▸ Exercise task
Transcribe all of the material below word for word and leave out its pictures.

<<<<

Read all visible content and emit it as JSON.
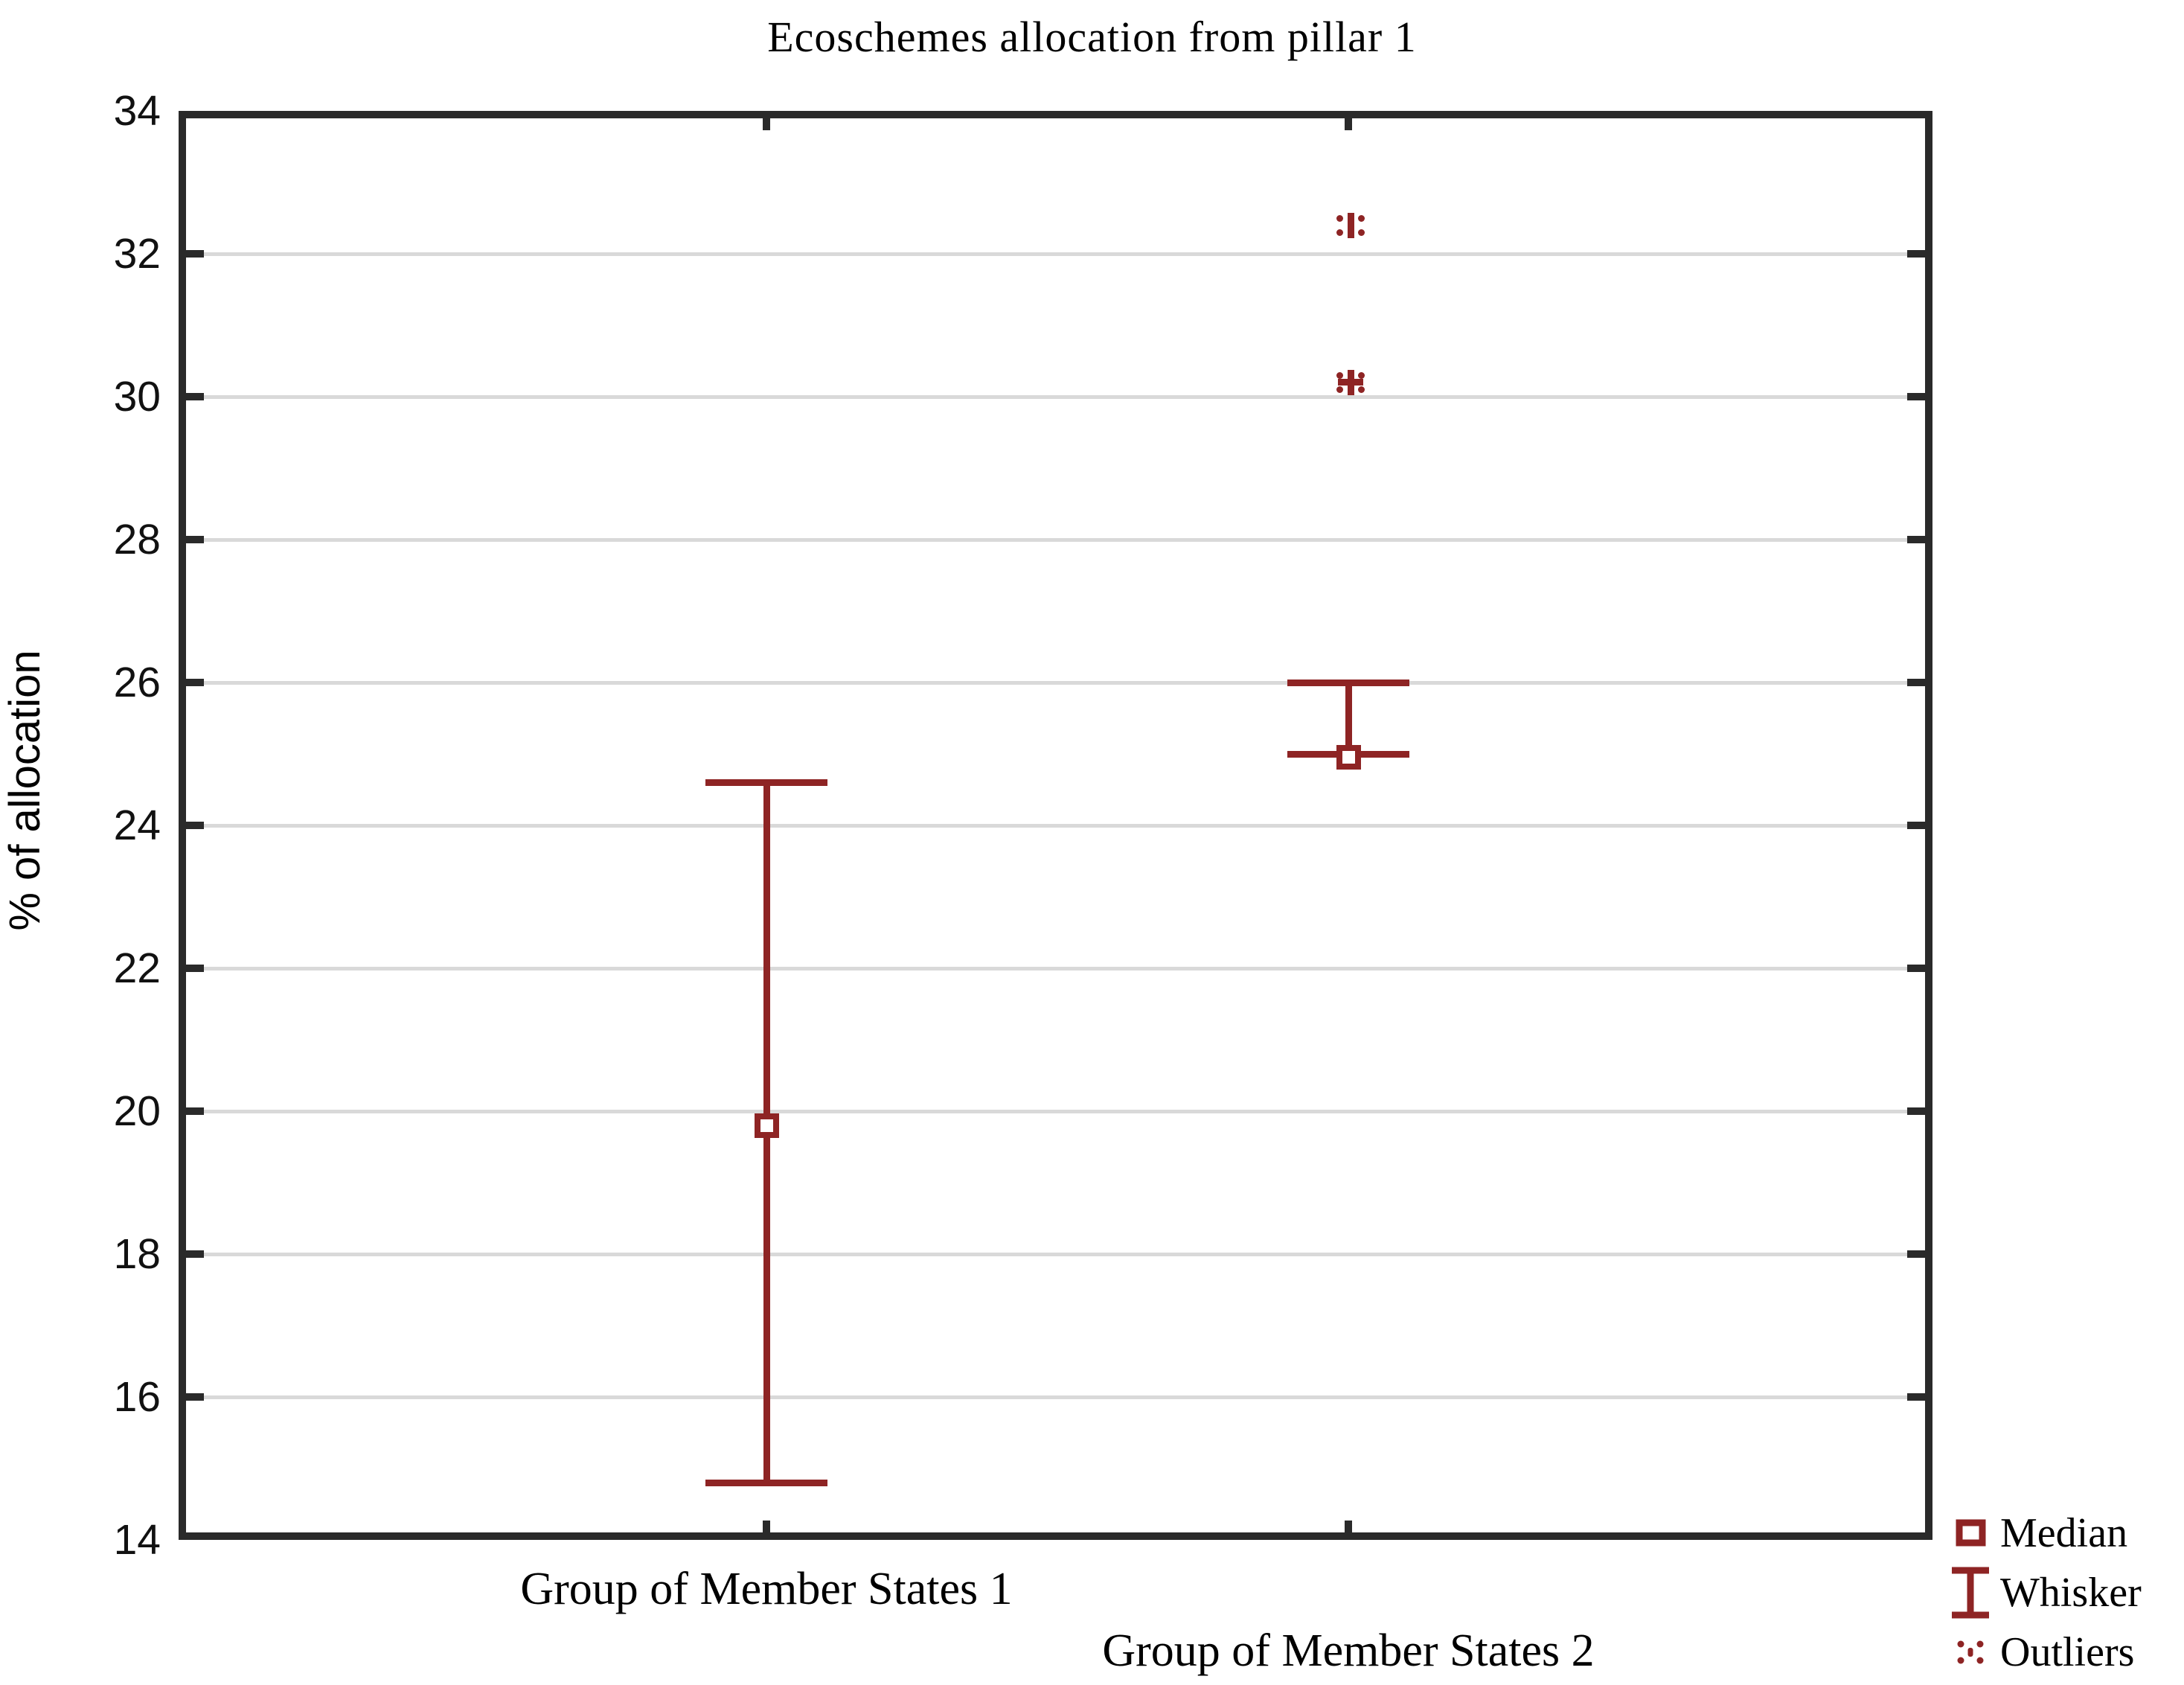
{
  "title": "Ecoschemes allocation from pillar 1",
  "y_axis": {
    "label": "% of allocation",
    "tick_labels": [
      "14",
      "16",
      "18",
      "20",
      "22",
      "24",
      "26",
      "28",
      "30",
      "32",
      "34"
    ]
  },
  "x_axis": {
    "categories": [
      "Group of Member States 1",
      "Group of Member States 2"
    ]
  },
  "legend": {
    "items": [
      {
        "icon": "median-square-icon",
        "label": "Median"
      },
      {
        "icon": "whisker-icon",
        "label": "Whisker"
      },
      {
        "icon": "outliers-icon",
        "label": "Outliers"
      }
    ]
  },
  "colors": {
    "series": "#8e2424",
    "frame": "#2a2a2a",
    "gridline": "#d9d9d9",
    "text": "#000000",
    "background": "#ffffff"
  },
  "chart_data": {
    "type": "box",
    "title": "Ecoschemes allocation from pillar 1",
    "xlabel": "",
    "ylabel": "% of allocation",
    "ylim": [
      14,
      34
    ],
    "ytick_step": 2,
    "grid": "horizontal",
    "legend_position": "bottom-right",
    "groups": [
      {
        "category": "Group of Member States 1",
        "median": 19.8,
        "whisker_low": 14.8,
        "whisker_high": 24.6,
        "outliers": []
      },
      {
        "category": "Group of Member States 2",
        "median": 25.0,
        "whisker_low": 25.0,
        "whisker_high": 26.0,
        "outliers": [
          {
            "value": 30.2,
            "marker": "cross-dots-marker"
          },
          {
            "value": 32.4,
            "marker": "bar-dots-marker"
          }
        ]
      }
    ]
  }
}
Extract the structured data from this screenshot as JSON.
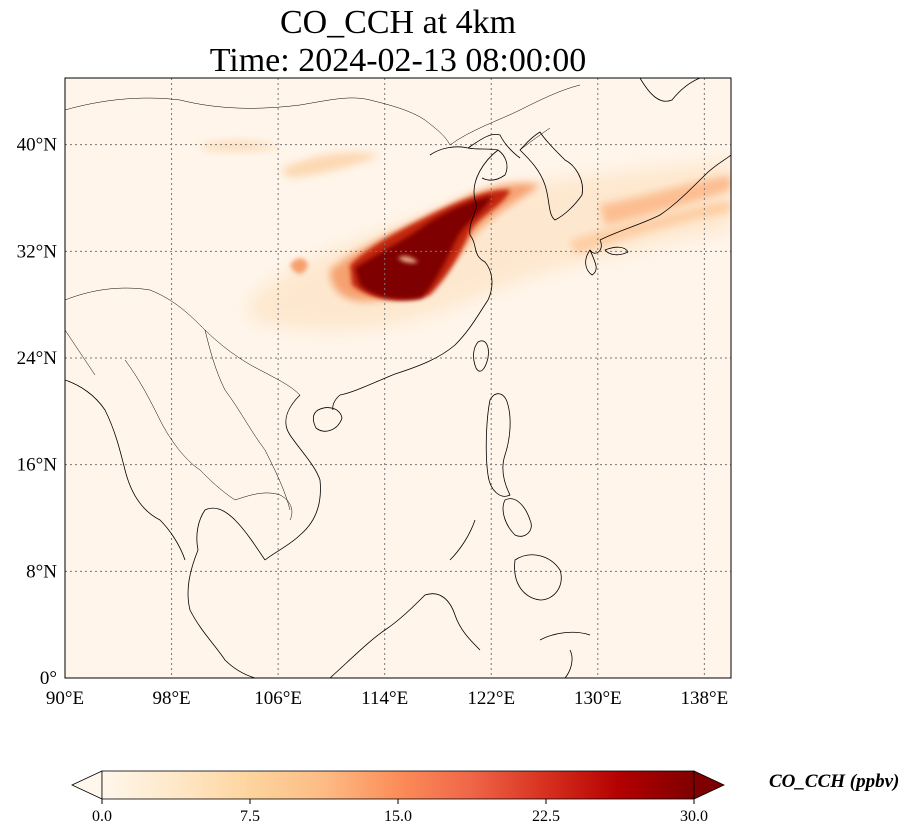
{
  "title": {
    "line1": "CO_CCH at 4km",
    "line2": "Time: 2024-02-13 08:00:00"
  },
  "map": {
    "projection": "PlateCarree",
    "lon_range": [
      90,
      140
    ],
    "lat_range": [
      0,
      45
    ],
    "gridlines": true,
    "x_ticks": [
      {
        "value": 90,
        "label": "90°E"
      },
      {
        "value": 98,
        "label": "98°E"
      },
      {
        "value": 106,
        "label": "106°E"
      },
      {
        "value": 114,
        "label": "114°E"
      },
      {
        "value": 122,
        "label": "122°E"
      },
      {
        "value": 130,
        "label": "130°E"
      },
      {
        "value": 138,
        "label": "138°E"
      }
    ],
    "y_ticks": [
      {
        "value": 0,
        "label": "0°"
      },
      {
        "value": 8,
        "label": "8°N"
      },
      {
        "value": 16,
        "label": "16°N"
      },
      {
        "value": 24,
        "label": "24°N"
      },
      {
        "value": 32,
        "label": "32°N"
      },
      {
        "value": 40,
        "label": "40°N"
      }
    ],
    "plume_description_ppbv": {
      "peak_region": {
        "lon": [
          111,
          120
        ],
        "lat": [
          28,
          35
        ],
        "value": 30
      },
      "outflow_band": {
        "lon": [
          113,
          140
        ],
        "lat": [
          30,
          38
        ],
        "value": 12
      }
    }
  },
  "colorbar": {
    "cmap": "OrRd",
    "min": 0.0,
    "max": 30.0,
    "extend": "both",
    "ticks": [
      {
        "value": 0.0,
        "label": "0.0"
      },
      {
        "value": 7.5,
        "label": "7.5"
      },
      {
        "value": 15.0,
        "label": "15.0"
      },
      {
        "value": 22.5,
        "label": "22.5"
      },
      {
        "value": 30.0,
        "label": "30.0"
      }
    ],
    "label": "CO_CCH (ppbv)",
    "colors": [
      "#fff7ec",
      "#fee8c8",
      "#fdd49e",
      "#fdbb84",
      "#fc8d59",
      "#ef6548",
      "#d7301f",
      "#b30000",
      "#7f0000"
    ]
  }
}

>>>>

▸ Answer below
Read all visible content and emit it as JSON.
{
  "title": "Ecoschemes allocation from pillar 1",
  "y_axis": {
    "label": "% of allocation",
    "tick_labels": [
      "14",
      "16",
      "18",
      "20",
      "22",
      "24",
      "26",
      "28",
      "30",
      "32",
      "34"
    ]
  },
  "x_axis": {
    "categories": [
      "Group of Member States 1",
      "Group of Member States 2"
    ]
  },
  "legend": {
    "items": [
      {
        "icon": "median-square-icon",
        "label": "Median"
      },
      {
        "icon": "whisker-icon",
        "label": "Whisker"
      },
      {
        "icon": "outliers-icon",
        "label": "Outliers"
      }
    ]
  },
  "colors": {
    "series": "#8e2424",
    "frame": "#2a2a2a",
    "gridline": "#d9d9d9",
    "text": "#000000",
    "background": "#ffffff"
  },
  "chart_data": {
    "type": "box",
    "title": "Ecoschemes allocation from pillar 1",
    "xlabel": "",
    "ylabel": "% of allocation",
    "ylim": [
      14,
      34
    ],
    "ytick_step": 2,
    "grid": "horizontal",
    "legend_position": "bottom-right",
    "groups": [
      {
        "category": "Group of Member States 1",
        "median": 19.8,
        "whisker_low": 14.8,
        "whisker_high": 24.6,
        "outliers": []
      },
      {
        "category": "Group of Member States 2",
        "median": 25.0,
        "whisker_low": 25.0,
        "whisker_high": 26.0,
        "outliers": [
          {
            "value": 30.2,
            "marker": "cross-dots-marker"
          },
          {
            "value": 32.4,
            "marker": "bar-dots-marker"
          }
        ]
      }
    ]
  }
}
Extract the structured data from this screenshot as JSON.
{
  "title": {
    "line1": "CO_CCH at 4km",
    "line2": "Time: 2024-02-13 08:00:00"
  },
  "map": {
    "projection": "PlateCarree",
    "lon_range": [
      90,
      140
    ],
    "lat_range": [
      0,
      45
    ],
    "gridlines": true,
    "x_ticks": [
      {
        "value": 90,
        "label": "90°E"
      },
      {
        "value": 98,
        "label": "98°E"
      },
      {
        "value": 106,
        "label": "106°E"
      },
      {
        "value": 114,
        "label": "114°E"
      },
      {
        "value": 122,
        "label": "122°E"
      },
      {
        "value": 130,
        "label": "130°E"
      },
      {
        "value": 138,
        "label": "138°E"
      }
    ],
    "y_ticks": [
      {
        "value": 0,
        "label": "0°"
      },
      {
        "value": 8,
        "label": "8°N"
      },
      {
        "value": 16,
        "label": "16°N"
      },
      {
        "value": 24,
        "label": "24°N"
      },
      {
        "value": 32,
        "label": "32°N"
      },
      {
        "value": 40,
        "label": "40°N"
      }
    ],
    "plume_description_ppbv": {
      "peak_region": {
        "lon": [
          111,
          120
        ],
        "lat": [
          28,
          35
        ],
        "value": 30
      },
      "outflow_band": {
        "lon": [
          113,
          140
        ],
        "lat": [
          30,
          38
        ],
        "value": 12
      }
    }
  },
  "colorbar": {
    "cmap": "OrRd",
    "min": 0.0,
    "max": 30.0,
    "extend": "both",
    "ticks": [
      {
        "value": 0.0,
        "label": "0.0"
      },
      {
        "value": 7.5,
        "label": "7.5"
      },
      {
        "value": 15.0,
        "label": "15.0"
      },
      {
        "value": 22.5,
        "label": "22.5"
      },
      {
        "value": 30.0,
        "label": "30.0"
      }
    ],
    "label": "CO_CCH (ppbv)",
    "colors": [
      "#fff7ec",
      "#fee8c8",
      "#fdd49e",
      "#fdbb84",
      "#fc8d59",
      "#ef6548",
      "#d7301f",
      "#b30000",
      "#7f0000"
    ]
  }
}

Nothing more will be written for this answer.